◆ **TASK DESCRIPTION**:
Only the number is wanted: how many lines of these entries contain the word "JSON"?

• • • • • • •

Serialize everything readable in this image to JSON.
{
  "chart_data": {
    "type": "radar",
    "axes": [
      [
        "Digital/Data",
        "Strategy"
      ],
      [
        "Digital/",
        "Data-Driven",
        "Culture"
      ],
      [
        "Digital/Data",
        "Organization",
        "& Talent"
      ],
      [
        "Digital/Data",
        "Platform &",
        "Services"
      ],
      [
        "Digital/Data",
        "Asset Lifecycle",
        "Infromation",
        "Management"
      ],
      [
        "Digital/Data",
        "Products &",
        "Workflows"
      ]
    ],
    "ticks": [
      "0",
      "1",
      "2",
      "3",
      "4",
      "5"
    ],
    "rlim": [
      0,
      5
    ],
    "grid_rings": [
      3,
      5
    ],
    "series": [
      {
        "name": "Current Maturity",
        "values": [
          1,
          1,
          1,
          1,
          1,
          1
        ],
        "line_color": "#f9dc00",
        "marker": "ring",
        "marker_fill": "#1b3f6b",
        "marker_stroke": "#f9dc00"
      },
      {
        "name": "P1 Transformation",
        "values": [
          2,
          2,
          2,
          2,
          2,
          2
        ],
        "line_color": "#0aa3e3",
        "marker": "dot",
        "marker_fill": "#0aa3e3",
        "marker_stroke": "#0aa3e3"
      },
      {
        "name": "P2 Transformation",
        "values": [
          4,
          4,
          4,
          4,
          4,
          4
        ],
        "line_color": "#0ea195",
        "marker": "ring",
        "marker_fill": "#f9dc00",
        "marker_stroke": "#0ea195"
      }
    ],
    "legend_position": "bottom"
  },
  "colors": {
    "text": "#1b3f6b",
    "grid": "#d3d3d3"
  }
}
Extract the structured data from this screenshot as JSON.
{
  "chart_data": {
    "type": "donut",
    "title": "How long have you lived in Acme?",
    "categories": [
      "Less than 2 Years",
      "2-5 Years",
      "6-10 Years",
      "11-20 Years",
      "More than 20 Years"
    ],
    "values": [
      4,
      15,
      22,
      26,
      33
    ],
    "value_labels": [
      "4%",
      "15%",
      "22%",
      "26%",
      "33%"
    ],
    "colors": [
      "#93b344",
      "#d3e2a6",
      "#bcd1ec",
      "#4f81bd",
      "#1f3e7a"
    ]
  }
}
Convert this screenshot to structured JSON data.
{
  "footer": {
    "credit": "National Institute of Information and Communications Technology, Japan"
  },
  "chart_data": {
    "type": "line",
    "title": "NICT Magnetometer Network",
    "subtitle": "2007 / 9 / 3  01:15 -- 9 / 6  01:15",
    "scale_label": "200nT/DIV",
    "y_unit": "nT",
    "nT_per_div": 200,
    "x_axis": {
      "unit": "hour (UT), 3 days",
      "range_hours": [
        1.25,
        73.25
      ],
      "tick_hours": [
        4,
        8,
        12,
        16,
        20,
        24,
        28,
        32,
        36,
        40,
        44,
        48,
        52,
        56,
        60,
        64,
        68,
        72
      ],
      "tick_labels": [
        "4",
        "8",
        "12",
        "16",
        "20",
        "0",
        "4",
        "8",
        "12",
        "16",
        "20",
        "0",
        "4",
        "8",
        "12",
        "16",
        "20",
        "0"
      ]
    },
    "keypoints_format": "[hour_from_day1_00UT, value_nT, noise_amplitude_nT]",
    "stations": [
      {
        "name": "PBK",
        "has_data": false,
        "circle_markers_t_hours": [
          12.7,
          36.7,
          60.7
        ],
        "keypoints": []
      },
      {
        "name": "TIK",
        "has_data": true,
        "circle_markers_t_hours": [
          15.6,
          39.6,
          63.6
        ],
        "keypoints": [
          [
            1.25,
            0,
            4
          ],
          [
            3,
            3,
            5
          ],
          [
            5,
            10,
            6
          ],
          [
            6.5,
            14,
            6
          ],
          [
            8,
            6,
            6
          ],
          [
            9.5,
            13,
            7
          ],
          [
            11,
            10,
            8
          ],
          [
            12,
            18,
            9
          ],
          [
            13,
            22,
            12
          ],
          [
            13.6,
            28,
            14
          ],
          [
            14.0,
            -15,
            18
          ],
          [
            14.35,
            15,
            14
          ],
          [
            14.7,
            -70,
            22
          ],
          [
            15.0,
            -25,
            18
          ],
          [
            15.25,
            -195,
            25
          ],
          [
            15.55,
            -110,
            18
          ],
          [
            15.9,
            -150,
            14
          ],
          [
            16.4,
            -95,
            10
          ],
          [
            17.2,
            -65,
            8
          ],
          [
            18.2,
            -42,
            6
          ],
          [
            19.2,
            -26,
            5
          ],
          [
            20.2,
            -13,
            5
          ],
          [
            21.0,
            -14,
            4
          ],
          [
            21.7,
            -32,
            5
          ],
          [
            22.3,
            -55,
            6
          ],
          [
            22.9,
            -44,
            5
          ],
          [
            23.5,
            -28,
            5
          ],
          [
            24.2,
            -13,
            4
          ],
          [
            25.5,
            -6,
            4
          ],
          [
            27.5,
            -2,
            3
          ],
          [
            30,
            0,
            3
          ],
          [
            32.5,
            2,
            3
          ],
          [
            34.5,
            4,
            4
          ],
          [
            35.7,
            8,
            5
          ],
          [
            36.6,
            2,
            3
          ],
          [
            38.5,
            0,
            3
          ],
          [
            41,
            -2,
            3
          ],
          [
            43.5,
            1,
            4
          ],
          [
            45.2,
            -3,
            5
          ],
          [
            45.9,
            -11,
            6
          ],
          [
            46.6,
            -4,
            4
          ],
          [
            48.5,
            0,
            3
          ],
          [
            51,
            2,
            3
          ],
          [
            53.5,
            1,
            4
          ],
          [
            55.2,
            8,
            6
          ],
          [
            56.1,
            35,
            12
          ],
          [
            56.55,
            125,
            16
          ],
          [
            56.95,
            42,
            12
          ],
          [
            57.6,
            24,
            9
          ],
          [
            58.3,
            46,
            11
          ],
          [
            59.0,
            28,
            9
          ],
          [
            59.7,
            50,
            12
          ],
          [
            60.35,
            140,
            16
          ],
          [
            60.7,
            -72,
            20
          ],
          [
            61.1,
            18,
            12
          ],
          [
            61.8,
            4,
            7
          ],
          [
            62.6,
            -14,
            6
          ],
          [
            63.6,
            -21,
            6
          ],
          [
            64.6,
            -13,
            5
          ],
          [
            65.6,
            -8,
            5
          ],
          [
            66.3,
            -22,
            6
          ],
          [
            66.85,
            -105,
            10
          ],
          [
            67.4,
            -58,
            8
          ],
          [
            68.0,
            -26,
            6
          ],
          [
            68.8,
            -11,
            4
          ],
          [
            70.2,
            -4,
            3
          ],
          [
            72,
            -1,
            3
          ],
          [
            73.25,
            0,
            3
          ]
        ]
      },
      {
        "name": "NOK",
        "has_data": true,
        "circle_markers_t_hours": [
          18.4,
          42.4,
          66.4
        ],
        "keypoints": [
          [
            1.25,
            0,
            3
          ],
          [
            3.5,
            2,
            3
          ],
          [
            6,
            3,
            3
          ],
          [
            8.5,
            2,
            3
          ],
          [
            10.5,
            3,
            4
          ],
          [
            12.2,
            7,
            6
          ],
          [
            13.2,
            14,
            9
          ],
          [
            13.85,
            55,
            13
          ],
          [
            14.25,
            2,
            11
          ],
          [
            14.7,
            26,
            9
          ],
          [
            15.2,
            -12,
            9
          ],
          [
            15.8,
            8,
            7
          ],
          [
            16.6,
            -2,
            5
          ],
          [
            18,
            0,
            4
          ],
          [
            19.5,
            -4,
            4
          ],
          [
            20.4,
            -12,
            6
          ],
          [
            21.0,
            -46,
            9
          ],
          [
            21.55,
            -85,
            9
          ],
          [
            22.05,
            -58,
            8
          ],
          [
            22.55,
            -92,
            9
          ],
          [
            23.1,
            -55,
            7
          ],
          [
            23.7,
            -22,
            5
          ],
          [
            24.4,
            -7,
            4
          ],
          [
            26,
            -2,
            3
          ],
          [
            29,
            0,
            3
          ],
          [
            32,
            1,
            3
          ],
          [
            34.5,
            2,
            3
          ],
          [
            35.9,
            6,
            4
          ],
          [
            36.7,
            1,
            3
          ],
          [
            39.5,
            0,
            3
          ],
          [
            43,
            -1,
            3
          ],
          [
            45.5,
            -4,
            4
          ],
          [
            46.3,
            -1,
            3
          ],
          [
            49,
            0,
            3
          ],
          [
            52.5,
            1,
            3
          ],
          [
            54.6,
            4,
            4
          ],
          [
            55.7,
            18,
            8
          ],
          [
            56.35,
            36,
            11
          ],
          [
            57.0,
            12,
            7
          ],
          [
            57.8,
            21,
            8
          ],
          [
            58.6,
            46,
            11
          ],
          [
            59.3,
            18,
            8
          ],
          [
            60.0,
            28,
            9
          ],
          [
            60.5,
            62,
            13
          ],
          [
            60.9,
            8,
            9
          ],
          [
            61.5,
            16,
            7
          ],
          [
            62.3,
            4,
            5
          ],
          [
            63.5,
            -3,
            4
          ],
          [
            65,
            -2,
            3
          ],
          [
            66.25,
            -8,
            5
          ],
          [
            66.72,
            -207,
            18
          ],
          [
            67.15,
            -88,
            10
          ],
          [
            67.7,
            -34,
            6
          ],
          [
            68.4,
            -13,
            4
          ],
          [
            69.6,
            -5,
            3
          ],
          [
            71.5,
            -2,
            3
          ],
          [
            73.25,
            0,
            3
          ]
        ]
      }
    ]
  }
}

• • • • • • •

◆ **CORRECT OUTPUT**:
3